Mas, não é apenas em cima dos palcos em que há a parceria ‘mulheres e música pesada’. Na indústria musical, na imprensa, na organização de eventos, em todos os lugares, o ‘poder das saias’ aparece. Um claro exemplo disso é o trabalho de Gisele Santos frente ao site Mundo Rock de Calcinha, especializado em abordar o universo das fêmeas dentro do Rock. A idéia de montar um site com essa especialidade surgiu quando Gisele apresentou, durante dois anos, um programa de rock que começou a ser transmitido em uma web rádio para brasileiros residentes no Japão. “Depois desse tempo, eu sentia que já tinha fechado este ciclo e muita gente sempre me falava ‘você é mulher, criou o portal MundoRock.net (há 08 anos no ar) - sendo que a maioria que existem foram criados por homens - seria bacana você fazer um trabalho dedicado as mulheres do rock’. E assim nasceu em maio de 2007 o Mundo Rock de Calcinha, jornalismo especializado em rock feminino, que hoje já é um portal, além do programa de rádio (podcast)”.
━━━━
Tarefa:
Responda com base no trecho sobre mulheres no rock:
(a) Por quanto tempo Gisele Santos apresentou o programa de rock na web rádio?
(b) Para qual público essa web rádio transmitia?
(c) Em que mês e ano nasceu o Mundo Rock de Calcinha?
━━━━
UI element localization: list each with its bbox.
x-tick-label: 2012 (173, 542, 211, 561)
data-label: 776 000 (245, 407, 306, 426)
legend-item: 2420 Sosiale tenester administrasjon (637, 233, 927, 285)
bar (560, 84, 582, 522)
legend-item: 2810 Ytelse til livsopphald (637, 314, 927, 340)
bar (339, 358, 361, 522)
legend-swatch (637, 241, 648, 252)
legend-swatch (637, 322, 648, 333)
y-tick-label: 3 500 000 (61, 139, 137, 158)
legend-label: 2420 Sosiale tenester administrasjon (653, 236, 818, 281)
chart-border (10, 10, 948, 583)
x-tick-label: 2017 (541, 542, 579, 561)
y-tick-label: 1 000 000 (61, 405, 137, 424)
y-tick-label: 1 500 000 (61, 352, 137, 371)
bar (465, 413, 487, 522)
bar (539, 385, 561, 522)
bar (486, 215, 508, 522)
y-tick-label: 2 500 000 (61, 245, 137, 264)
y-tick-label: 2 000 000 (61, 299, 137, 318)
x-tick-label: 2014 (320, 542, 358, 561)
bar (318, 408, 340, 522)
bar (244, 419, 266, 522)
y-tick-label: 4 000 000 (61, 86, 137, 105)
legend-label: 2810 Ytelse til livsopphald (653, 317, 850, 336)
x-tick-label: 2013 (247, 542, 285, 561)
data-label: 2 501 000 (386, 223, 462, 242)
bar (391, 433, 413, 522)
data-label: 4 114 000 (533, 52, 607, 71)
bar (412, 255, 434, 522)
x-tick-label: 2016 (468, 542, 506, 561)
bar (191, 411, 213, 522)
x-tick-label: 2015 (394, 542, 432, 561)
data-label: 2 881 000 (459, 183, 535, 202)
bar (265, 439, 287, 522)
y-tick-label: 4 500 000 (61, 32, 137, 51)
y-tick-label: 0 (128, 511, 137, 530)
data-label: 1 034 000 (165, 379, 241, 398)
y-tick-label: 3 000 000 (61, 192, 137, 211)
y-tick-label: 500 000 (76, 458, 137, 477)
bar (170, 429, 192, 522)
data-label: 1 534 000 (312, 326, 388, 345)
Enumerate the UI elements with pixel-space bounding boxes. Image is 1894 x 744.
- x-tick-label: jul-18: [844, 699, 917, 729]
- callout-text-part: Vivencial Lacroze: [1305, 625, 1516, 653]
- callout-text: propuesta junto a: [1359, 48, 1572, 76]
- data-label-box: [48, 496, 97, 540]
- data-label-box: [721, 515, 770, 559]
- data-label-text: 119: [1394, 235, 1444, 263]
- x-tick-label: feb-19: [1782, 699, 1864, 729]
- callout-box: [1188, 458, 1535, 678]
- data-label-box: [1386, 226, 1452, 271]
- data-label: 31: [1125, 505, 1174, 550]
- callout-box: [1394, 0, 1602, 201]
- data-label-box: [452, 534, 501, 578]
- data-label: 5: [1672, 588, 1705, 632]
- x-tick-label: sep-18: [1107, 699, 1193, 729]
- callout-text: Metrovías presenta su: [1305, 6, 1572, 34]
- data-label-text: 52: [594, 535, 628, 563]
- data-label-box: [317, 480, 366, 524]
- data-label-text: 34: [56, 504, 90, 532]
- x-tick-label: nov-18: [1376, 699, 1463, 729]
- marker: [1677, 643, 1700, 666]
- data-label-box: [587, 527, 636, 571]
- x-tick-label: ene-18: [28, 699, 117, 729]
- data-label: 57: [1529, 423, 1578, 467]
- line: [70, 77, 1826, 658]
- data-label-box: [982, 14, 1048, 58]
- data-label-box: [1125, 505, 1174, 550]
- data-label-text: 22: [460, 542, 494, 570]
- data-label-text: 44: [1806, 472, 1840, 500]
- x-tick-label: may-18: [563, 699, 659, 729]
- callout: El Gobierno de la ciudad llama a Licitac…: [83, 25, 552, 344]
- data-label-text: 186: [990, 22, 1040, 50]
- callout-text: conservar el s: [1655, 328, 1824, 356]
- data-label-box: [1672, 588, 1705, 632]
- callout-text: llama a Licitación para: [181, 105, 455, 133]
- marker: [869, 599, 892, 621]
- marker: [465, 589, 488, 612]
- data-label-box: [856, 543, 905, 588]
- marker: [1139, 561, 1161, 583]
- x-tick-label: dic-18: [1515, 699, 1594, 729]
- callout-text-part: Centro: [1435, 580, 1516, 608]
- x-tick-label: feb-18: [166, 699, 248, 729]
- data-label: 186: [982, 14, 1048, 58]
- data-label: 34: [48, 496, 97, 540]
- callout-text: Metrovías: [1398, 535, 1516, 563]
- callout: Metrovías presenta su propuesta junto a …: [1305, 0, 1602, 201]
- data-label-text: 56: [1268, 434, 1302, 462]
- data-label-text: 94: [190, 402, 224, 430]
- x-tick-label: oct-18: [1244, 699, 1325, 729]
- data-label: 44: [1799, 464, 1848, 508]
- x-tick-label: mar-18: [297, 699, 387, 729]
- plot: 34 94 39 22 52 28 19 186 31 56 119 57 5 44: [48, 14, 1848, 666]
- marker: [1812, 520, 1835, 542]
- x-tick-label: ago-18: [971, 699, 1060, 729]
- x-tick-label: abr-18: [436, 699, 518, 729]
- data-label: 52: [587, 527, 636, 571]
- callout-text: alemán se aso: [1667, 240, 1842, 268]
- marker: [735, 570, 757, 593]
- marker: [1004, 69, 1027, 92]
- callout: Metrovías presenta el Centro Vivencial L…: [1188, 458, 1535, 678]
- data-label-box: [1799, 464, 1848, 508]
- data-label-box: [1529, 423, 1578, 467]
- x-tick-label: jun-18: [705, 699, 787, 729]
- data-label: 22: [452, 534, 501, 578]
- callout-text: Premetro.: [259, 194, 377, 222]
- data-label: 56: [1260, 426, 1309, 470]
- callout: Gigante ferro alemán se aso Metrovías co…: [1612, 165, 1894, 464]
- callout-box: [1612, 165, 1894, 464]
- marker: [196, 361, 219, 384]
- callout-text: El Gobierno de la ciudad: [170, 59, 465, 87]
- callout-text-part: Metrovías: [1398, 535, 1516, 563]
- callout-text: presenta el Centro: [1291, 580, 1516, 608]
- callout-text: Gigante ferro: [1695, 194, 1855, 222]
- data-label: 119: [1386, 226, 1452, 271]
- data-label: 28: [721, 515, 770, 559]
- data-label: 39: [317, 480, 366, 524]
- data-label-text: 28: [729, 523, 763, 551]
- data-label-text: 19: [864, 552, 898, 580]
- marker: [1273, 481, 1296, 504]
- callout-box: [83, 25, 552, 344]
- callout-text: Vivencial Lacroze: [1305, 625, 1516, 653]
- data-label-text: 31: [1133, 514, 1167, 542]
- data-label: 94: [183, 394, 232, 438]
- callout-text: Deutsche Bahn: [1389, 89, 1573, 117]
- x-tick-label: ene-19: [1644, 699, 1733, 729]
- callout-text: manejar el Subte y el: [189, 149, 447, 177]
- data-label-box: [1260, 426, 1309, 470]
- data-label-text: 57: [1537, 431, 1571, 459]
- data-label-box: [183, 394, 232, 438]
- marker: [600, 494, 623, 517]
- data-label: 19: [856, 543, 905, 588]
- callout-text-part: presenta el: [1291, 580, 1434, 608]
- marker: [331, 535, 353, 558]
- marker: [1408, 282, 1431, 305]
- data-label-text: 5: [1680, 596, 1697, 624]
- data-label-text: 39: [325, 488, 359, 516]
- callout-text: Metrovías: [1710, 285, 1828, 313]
━━━━
Resposta:
(a) Durante dois anos.
(b) Para brasileiros residentes no Japão.
(c) Em maio de 2007.